--- Exercise goal ---
Print every entry, word for word, and skip the images.

----

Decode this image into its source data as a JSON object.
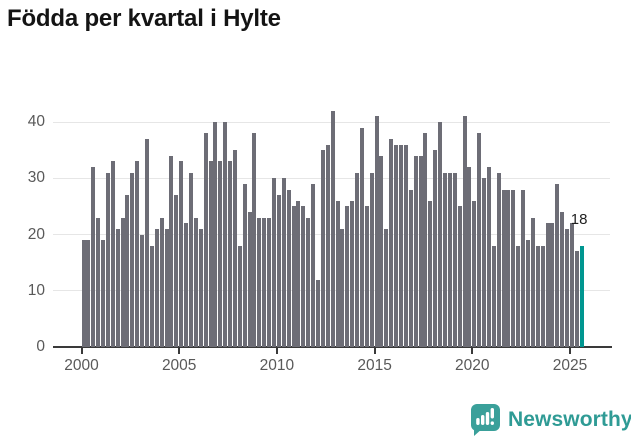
{
  "title": "Födda per kvartal i Hylte",
  "chart_data": {
    "type": "bar",
    "title": "Födda per kvartal i Hylte",
    "x_unit": "quarter",
    "x_start": "2000 Q1",
    "x_end": "2025 Q3",
    "ylim": [
      0,
      43
    ],
    "grid": "horizontal",
    "y_ticks": [
      0,
      10,
      20,
      30,
      40
    ],
    "x_ticks": [
      "2000",
      "2005",
      "2010",
      "2015",
      "2020",
      "2025"
    ],
    "values": [
      19,
      19,
      32,
      23,
      19,
      31,
      33,
      21,
      23,
      27,
      31,
      33,
      20,
      37,
      18,
      21,
      23,
      21,
      34,
      27,
      33,
      22,
      31,
      23,
      21,
      38,
      33,
      40,
      33,
      40,
      33,
      35,
      18,
      29,
      24,
      38,
      23,
      23,
      23,
      30,
      27,
      30,
      28,
      25,
      26,
      25,
      23,
      29,
      12,
      35,
      36,
      42,
      26,
      21,
      25,
      26,
      31,
      39,
      25,
      31,
      41,
      34,
      21,
      37,
      36,
      36,
      36,
      28,
      34,
      34,
      38,
      26,
      35,
      40,
      31,
      31,
      31,
      25,
      41,
      32,
      26,
      38,
      30,
      32,
      18,
      31,
      28,
      28,
      28,
      18,
      28,
      19,
      23,
      18,
      18,
      22,
      22,
      29,
      24,
      21,
      22,
      17,
      18
    ],
    "highlight": {
      "index": 102,
      "value": 18,
      "label": "18"
    }
  },
  "annotation": {
    "text": "18"
  },
  "branding": {
    "name": "Newsworthy"
  },
  "colors": {
    "bar": "#6d6d76",
    "highlight": "#009690",
    "grid": "#e6e6e6",
    "axis": "#3a3a3a",
    "tick_label": "#595959",
    "title": "#141414",
    "annotation": "#1f1f1f",
    "brand": "#2f9b95",
    "background": "#ffffff"
  }
}
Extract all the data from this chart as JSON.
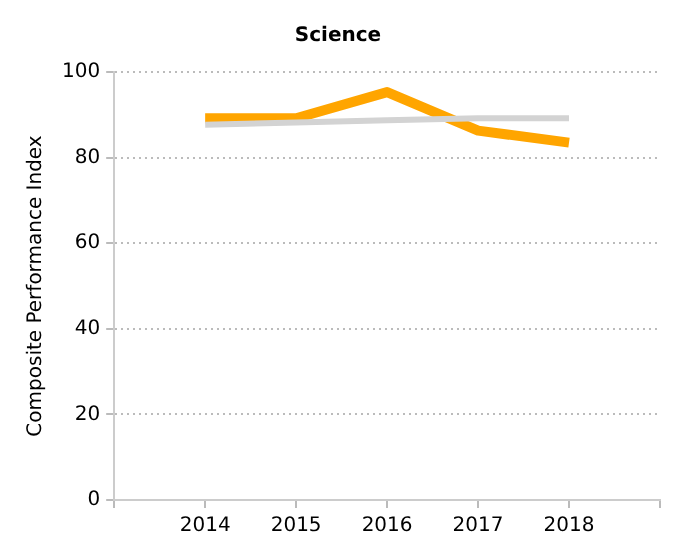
{
  "chart_data": {
    "type": "line",
    "title": "Science",
    "ylabel": "Composite Performance Index",
    "x": [
      2014,
      2015,
      2016,
      2017,
      2018
    ],
    "xlim": [
      2013,
      2019
    ],
    "xticks": [
      {
        "value": 2013,
        "label": null
      },
      2014,
      2015,
      2016,
      2017,
      2018,
      {
        "value": 2019,
        "label": null
      }
    ],
    "ylim": [
      0,
      100
    ],
    "yticks": [
      0,
      20,
      40,
      60,
      80,
      100
    ],
    "grid": "y",
    "legend": false,
    "marker": "none",
    "line_style": "solid",
    "series": [
      {
        "color": "#d3d3d3",
        "values": [
          87.7,
          88.2,
          88.7,
          89.2,
          89.2
        ]
      },
      {
        "color": "#ffa500",
        "values": [
          89.2,
          89.2,
          95.3,
          86.3,
          83.5
        ]
      }
    ]
  }
}
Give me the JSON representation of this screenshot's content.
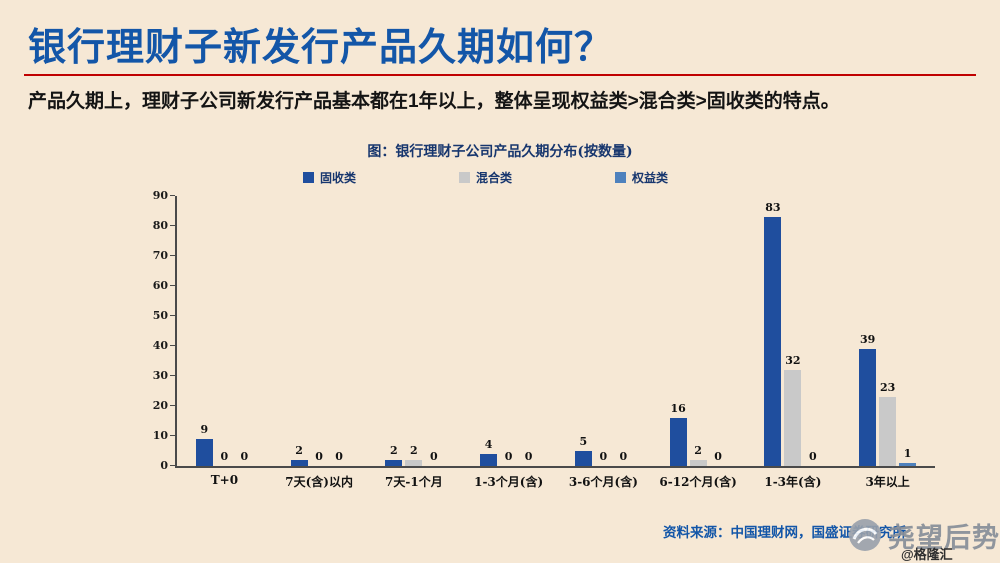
{
  "page": {
    "title": "银行理财子新发行产品久期如何？",
    "subtitle": "产品久期上，理财子公司新发行产品基本都在1年以上，整体呈现权益类>混合类>固收类的特点。",
    "source": "资料来源：中国理财网，国盛证券研究所",
    "watermark": {
      "name": "尧望后势",
      "handle": "@格隆汇",
      "logo_icon": "swirl-circle-icon"
    }
  },
  "colors": {
    "background": "#f6e8d5",
    "title_blue": "#1356a8",
    "rule_red": "#c00000",
    "axis": "#4a4a4a"
  },
  "chart_data": {
    "type": "bar",
    "title": "图：银行理财子公司产品久期分布(按数量)",
    "categories": [
      "T+0",
      "7天(含)以内",
      "7天-1个月",
      "1-3个月(含)",
      "3-6个月(含)",
      "6-12个月(含)",
      "1-3年(含)",
      "3年以上"
    ],
    "series": [
      {
        "name": "固收类",
        "color": "#1f4e9e",
        "values": [
          9,
          2,
          2,
          4,
          5,
          16,
          83,
          39
        ]
      },
      {
        "name": "混合类",
        "color": "#c9c9c9",
        "values": [
          0,
          0,
          2,
          0,
          0,
          2,
          32,
          23
        ]
      },
      {
        "name": "权益类",
        "color": "#4e81bd",
        "values": [
          0,
          0,
          0,
          0,
          0,
          0,
          0,
          1
        ]
      }
    ],
    "xlabel": "",
    "ylabel": "",
    "ylim": [
      0,
      90
    ],
    "ytick_step": 10,
    "grid": false,
    "legend_position": "top",
    "value_labels": true
  }
}
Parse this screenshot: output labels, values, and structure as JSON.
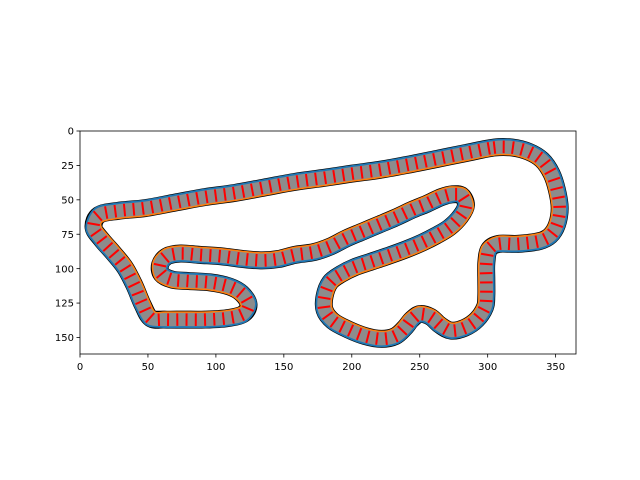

----

--- Response ---
Decode this image into its source data as a JSON object.
{
  "title": "Födda per kvartal i Hylte",
  "chart_data": {
    "type": "bar",
    "title": "Födda per kvartal i Hylte",
    "x_unit": "quarter",
    "x_start": "2000 Q1",
    "x_end": "2025 Q3",
    "ylim": [
      0,
      43
    ],
    "grid": "horizontal",
    "y_ticks": [
      0,
      10,
      20,
      30,
      40
    ],
    "x_ticks": [
      "2000",
      "2005",
      "2010",
      "2015",
      "2020",
      "2025"
    ],
    "values": [
      19,
      19,
      32,
      23,
      19,
      31,
      33,
      21,
      23,
      27,
      31,
      33,
      20,
      37,
      18,
      21,
      23,
      21,
      34,
      27,
      33,
      22,
      31,
      23,
      21,
      38,
      33,
      40,
      33,
      40,
      33,
      35,
      18,
      29,
      24,
      38,
      23,
      23,
      23,
      30,
      27,
      30,
      28,
      25,
      26,
      25,
      23,
      29,
      12,
      35,
      36,
      42,
      26,
      21,
      25,
      26,
      31,
      39,
      25,
      31,
      41,
      34,
      21,
      37,
      36,
      36,
      36,
      28,
      34,
      34,
      38,
      26,
      35,
      40,
      31,
      31,
      31,
      25,
      41,
      32,
      26,
      38,
      30,
      32,
      18,
      31,
      28,
      28,
      28,
      18,
      28,
      19,
      23,
      18,
      18,
      22,
      22,
      29,
      24,
      21,
      22,
      17,
      18
    ],
    "highlight": {
      "index": 102,
      "value": 18,
      "label": "18"
    }
  },
  "annotation": {
    "text": "18"
  },
  "branding": {
    "name": "Newsworthy"
  },
  "colors": {
    "bar": "#6d6d76",
    "highlight": "#009690",
    "grid": "#e6e6e6",
    "axis": "#3a3a3a",
    "tick_label": "#595959",
    "title": "#141414",
    "annotation": "#1f1f1f",
    "brand": "#2f9b95",
    "background": "#ffffff"
  }
}
Extract all the data from this chart as JSON.
{
  "chart_data": {
    "type": "line",
    "title": "Science",
    "ylabel": "Composite Performance Index",
    "x": [
      2014,
      2015,
      2016,
      2017,
      2018
    ],
    "xlim": [
      2013,
      2019
    ],
    "xticks": [
      {
        "value": 2013,
        "label": null
      },
      2014,
      2015,
      2016,
      2017,
      2018,
      {
        "value": 2019,
        "label": null
      }
    ],
    "ylim": [
      0,
      100
    ],
    "yticks": [
      0,
      20,
      40,
      60,
      80,
      100
    ],
    "grid": "y",
    "legend": false,
    "marker": "none",
    "line_style": "solid",
    "series": [
      {
        "color": "#d3d3d3",
        "values": [
          87.7,
          88.2,
          88.7,
          89.2,
          89.2
        ]
      },
      {
        "color": "#ffa500",
        "values": [
          89.2,
          89.2,
          95.3,
          86.3,
          83.5
        ]
      }
    ]
  }
}
Give me the JSON representation of this screenshot's content.
{
  "page": {
    "title": "银行理财子新发行产品久期如何？",
    "subtitle": "产品久期上，理财子公司新发行产品基本都在1年以上，整体呈现权益类>混合类>固收类的特点。",
    "source": "资料来源：中国理财网，国盛证券研究所",
    "watermark": {
      "name": "尧望后势",
      "handle": "@格隆汇",
      "logo_icon": "swirl-circle-icon"
    }
  },
  "colors": {
    "background": "#f6e8d5",
    "title_blue": "#1356a8",
    "rule_red": "#c00000",
    "axis": "#4a4a4a"
  },
  "chart_data": {
    "type": "bar",
    "title": "图：银行理财子公司产品久期分布(按数量)",
    "categories": [
      "T+0",
      "7天(含)以内",
      "7天-1个月",
      "1-3个月(含)",
      "3-6个月(含)",
      "6-12个月(含)",
      "1-3年(含)",
      "3年以上"
    ],
    "series": [
      {
        "name": "固收类",
        "color": "#1f4e9e",
        "values": [
          9,
          2,
          2,
          4,
          5,
          16,
          83,
          39
        ]
      },
      {
        "name": "混合类",
        "color": "#c9c9c9",
        "values": [
          0,
          0,
          2,
          0,
          0,
          2,
          32,
          23
        ]
      },
      {
        "name": "权益类",
        "color": "#4e81bd",
        "values": [
          0,
          0,
          0,
          0,
          0,
          0,
          0,
          1
        ]
      }
    ],
    "xlabel": "",
    "ylabel": "",
    "ylim": [
      0,
      90
    ],
    "ytick_step": 10,
    "grid": false,
    "legend_position": "top",
    "value_labels": true
  }
}
Parse this screenshot: output labels, values, and structure as JSON.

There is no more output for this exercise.